Search the records for the word "name" and report each line that has it.

** Start Record excerpts **

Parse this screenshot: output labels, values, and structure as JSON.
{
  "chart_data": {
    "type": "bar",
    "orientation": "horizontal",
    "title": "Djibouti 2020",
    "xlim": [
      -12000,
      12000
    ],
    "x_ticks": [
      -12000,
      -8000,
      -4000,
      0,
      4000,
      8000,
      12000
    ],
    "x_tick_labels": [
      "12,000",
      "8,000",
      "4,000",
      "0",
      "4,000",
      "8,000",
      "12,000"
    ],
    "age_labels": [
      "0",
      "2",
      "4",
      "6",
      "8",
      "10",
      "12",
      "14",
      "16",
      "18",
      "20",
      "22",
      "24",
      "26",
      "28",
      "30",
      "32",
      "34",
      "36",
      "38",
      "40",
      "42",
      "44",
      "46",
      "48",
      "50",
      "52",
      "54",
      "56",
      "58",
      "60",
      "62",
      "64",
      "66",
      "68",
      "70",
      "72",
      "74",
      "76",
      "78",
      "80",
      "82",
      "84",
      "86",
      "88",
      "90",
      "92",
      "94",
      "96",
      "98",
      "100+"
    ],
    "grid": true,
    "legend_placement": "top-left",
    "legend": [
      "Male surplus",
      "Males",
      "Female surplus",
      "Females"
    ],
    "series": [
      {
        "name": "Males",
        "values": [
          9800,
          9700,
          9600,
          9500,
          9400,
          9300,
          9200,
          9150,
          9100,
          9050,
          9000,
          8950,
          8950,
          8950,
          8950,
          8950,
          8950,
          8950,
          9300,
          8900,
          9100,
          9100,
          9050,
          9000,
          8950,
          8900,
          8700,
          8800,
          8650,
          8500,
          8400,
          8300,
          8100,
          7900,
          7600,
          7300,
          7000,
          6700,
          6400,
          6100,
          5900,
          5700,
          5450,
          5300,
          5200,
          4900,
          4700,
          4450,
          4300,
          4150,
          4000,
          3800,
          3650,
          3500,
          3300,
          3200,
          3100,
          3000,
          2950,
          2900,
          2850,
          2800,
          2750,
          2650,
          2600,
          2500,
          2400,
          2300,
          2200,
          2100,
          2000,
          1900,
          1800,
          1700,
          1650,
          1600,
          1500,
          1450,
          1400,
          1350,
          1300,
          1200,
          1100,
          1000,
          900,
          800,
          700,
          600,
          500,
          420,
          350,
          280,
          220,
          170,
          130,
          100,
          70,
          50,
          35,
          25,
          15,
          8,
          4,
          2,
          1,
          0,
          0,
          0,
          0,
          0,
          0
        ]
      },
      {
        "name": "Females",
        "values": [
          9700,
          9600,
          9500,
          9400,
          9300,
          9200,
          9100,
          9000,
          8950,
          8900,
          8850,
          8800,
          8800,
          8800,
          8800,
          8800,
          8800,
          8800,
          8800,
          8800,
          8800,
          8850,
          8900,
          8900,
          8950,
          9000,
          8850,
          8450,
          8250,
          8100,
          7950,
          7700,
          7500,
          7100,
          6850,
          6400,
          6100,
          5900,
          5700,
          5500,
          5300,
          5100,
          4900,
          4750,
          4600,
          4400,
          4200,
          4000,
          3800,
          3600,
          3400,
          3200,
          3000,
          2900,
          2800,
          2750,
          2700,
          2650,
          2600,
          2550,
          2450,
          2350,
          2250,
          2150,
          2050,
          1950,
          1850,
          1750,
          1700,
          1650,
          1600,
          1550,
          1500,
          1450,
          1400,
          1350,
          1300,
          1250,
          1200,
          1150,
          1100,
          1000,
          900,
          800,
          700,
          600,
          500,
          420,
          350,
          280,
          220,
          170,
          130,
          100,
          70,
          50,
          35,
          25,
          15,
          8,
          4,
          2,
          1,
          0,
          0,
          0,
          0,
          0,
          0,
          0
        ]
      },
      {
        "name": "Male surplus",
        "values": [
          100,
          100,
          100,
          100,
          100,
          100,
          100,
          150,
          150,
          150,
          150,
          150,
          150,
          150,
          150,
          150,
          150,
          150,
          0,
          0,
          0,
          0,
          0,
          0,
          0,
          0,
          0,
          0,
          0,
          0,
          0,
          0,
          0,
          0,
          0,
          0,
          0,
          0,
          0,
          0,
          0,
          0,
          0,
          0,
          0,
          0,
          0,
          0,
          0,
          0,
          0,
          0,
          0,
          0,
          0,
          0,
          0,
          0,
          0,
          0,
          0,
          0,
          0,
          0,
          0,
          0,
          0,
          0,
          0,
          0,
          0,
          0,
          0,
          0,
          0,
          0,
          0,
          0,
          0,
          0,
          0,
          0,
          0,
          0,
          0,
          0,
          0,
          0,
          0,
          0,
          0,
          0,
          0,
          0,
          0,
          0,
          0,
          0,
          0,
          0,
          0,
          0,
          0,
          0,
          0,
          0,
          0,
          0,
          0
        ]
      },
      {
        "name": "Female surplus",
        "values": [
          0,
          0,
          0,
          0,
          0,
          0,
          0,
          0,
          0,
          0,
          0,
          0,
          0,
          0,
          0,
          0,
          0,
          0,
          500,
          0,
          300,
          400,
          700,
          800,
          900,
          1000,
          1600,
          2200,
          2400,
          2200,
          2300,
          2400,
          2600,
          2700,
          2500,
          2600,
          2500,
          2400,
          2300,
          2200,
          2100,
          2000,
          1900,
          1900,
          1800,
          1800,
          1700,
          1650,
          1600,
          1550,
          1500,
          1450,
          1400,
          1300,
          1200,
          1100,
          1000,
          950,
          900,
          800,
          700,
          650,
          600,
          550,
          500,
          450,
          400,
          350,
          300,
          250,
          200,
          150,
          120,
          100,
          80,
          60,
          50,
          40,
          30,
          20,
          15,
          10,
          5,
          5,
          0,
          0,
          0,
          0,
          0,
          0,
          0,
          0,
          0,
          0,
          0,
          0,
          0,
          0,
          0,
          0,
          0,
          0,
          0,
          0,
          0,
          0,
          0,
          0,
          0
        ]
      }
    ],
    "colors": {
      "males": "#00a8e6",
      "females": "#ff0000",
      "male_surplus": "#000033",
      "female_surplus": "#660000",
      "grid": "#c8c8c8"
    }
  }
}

** End Record excerpts **

* _Answer in full_:
        "name": "Males",
        "name": "Females",
        "name": "Male surplus",
        "name": "Female surplus",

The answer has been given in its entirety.